WHAT YOU WILL DO =>
Below is a block of data; give all of it again word for word.

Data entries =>
· · · · ·

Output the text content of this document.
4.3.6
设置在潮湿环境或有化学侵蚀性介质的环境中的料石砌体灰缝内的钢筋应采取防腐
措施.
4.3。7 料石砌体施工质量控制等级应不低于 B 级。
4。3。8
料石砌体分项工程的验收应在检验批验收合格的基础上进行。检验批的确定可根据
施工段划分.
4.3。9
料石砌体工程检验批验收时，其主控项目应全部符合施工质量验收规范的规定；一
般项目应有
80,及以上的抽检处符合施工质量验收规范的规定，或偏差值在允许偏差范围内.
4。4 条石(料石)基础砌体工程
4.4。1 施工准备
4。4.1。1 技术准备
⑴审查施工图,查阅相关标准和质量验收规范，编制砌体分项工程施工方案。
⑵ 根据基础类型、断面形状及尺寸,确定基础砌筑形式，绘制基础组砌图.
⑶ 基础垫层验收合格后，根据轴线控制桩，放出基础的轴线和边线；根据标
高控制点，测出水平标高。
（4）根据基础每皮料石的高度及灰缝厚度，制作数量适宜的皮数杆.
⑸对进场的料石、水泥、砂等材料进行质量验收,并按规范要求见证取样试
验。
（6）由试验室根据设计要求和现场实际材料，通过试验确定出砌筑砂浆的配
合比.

· · · · ·

TASK RESULT =>
Output the text content of this document.
4.3.6
设置在潮湿环境或有化学侵蚀性介质的环境中的料石砌体灰缝内的钢筋应采取防腐
措施.
4.3。7 料石砌体施工质量控制等级应不低于 B 级。
4。3。8
料石砌体分项工程的验收应在检验批验收合格的基础上进行。检验批的确定可根据
施工段划分.
4.3。9
料石砌体工程检验批验收时，其主控项目应全部符合施工质量验收规范的规定；一
般项目应有
80,及以上的抽检处符合施工质量验收规范的规定，或偏差值在允许偏差范围内.
4。4 条石(料石)基础砌体工程
4.4。1 施工准备
4。4.1。1 技术准备
⑴审查施工图,查阅相关标准和质量验收规范，编制砌体分项工程施工方案。
⑵ 根据基础类型、断面形状及尺寸,确定基础砌筑形式，绘制基础组砌图.
⑶ 基础垫层验收合格后，根据轴线控制桩，放出基础的轴线和边线；根据标
高控制点，测出水平标高。
（4）根据基础每皮料石的高度及灰缝厚度，制作数量适宜的皮数杆.
⑸对进场的料石、水泥、砂等材料进行质量验收,并按规范要求见证取样试
验。
（6）由试验室根据设计要求和现场实际材料，通过试验确定出砌筑砂浆的配
合比.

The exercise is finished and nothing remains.